= What is asked =
Isolate every line in the data with the string "drive" and copy it.

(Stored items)

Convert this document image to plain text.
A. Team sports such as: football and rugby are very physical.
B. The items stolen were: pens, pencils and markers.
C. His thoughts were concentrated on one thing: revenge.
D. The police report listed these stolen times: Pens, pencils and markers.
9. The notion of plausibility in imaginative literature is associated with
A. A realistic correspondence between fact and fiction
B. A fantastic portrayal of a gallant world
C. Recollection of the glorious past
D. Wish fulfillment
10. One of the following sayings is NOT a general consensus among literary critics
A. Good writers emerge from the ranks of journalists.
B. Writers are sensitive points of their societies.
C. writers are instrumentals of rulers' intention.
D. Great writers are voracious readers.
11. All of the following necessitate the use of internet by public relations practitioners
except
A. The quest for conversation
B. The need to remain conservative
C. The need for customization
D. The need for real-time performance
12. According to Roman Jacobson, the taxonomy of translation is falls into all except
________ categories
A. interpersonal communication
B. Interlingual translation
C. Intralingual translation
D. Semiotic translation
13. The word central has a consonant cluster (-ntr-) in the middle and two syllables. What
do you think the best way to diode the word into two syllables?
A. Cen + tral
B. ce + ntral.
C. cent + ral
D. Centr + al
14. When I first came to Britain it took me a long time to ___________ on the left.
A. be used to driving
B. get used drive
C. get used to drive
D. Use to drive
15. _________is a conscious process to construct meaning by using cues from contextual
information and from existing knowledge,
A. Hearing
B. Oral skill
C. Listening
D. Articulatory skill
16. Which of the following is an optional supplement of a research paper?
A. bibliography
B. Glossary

= Complete response =
B. get used drive
C. get used to drive
D. Use to drive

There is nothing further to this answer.